### What is asked
Each entry below should be reproduced character for character.

### Record excerpts
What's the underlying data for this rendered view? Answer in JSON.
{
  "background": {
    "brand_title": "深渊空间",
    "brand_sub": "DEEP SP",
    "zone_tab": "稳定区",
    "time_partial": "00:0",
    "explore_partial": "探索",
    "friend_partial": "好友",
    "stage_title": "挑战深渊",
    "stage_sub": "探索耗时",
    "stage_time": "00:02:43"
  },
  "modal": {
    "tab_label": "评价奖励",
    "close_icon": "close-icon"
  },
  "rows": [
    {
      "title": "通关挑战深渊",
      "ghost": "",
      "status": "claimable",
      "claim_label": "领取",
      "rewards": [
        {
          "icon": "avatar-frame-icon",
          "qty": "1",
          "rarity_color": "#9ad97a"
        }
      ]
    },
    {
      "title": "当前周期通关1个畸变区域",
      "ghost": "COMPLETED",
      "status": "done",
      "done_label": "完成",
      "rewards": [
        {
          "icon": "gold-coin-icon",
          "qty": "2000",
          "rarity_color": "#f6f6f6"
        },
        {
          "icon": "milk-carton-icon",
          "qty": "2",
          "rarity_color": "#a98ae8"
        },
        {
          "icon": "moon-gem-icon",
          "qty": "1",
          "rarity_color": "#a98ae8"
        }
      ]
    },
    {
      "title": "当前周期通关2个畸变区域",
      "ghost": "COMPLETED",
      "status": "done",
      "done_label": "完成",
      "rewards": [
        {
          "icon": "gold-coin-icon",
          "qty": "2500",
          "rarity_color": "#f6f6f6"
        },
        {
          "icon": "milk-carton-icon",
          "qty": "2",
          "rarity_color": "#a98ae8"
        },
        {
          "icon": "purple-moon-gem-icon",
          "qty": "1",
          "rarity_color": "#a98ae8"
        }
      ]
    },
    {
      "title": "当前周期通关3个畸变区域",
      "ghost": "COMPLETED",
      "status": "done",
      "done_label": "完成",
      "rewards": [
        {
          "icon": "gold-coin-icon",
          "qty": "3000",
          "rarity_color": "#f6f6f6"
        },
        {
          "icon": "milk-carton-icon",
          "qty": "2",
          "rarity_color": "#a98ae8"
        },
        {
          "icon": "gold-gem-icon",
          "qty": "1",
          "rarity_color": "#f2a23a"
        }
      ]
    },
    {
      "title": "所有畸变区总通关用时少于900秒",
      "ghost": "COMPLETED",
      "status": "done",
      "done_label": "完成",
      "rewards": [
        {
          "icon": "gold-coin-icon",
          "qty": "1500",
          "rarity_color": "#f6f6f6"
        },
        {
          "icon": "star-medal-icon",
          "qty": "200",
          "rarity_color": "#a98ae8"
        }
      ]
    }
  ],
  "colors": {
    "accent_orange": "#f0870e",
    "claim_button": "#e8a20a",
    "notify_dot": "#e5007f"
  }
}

### Exercise answer
What's the underlying data for this rendered view? Answer in JSON.
{
  "background": {
    "brand_title": "深渊空间",
    "brand_sub": "DEEP SP",
    "zone_tab": "稳定区",
    "time_partial": "00:0",
    "explore_partial": "探索",
    "friend_partial": "好友",
    "stage_title": "挑战深渊",
    "stage_sub": "探索耗时",
    "stage_time": "00:02:43"
  },
  "modal": {
    "tab_label": "评价奖励",
    "close_icon": "close-icon"
  },
  "rows": [
    {
      "title": "通关挑战深渊",
      "ghost": "",
      "status": "claimable",
      "claim_label": "领取",
      "rewards": [
        {
          "icon": "avatar-frame-icon",
          "qty": "1",
          "rarity_color": "#9ad97a"
        }
      ]
    },
    {
      "title": "当前周期通关1个畸变区域",
      "ghost": "COMPLETED",
      "status": "done",
      "done_label": "完成",
      "rewards": [
        {
          "icon": "gold-coin-icon",
          "qty": "2000",
          "rarity_color": "#f6f6f6"
        },
        {
          "icon": "milk-carton-icon",
          "qty": "2",
          "rarity_color": "#a98ae8"
        },
        {
          "icon": "moon-gem-icon",
          "qty": "1",
          "rarity_color": "#a98ae8"
        }
      ]
    },
    {
      "title": "当前周期通关2个畸变区域",
      "ghost": "COMPLETED",
      "status": "done",
      "done_label": "完成",
      "rewards": [
        {
          "icon": "gold-coin-icon",
          "qty": "2500",
          "rarity_color": "#f6f6f6"
        },
        {
          "icon": "milk-carton-icon",
          "qty": "2",
          "rarity_color": "#a98ae8"
        },
        {
          "icon": "purple-moon-gem-icon",
          "qty": "1",
          "rarity_color": "#a98ae8"
        }
      ]
    },
    {
      "title": "当前周期通关3个畸变区域",
      "ghost": "COMPLETED",
      "status": "done",
      "done_label": "完成",
      "rewards": [
        {
          "icon": "gold-coin-icon",
          "qty": "3000",
          "rarity_color": "#f6f6f6"
        },
        {
          "icon": "milk-carton-icon",
          "qty": "2",
          "rarity_color": "#a98ae8"
        },
        {
          "icon": "gold-gem-icon",
          "qty": "1",
          "rarity_color": "#f2a23a"
        }
      ]
    },
    {
      "title": "所有畸变区总通关用时少于900秒",
      "ghost": "COMPLETED",
      "status": "done",
      "done_label": "完成",
      "rewards": [
        {
          "icon": "gold-coin-icon",
          "qty": "1500",
          "rarity_color": "#f6f6f6"
        },
        {
          "icon": "star-medal-icon",
          "qty": "200",
          "rarity_color": "#a98ae8"
        }
      ]
    }
  ],
  "colors": {
    "accent_orange": "#f0870e",
    "claim_button": "#e8a20a",
    "notify_dot": "#e5007f"
  }
}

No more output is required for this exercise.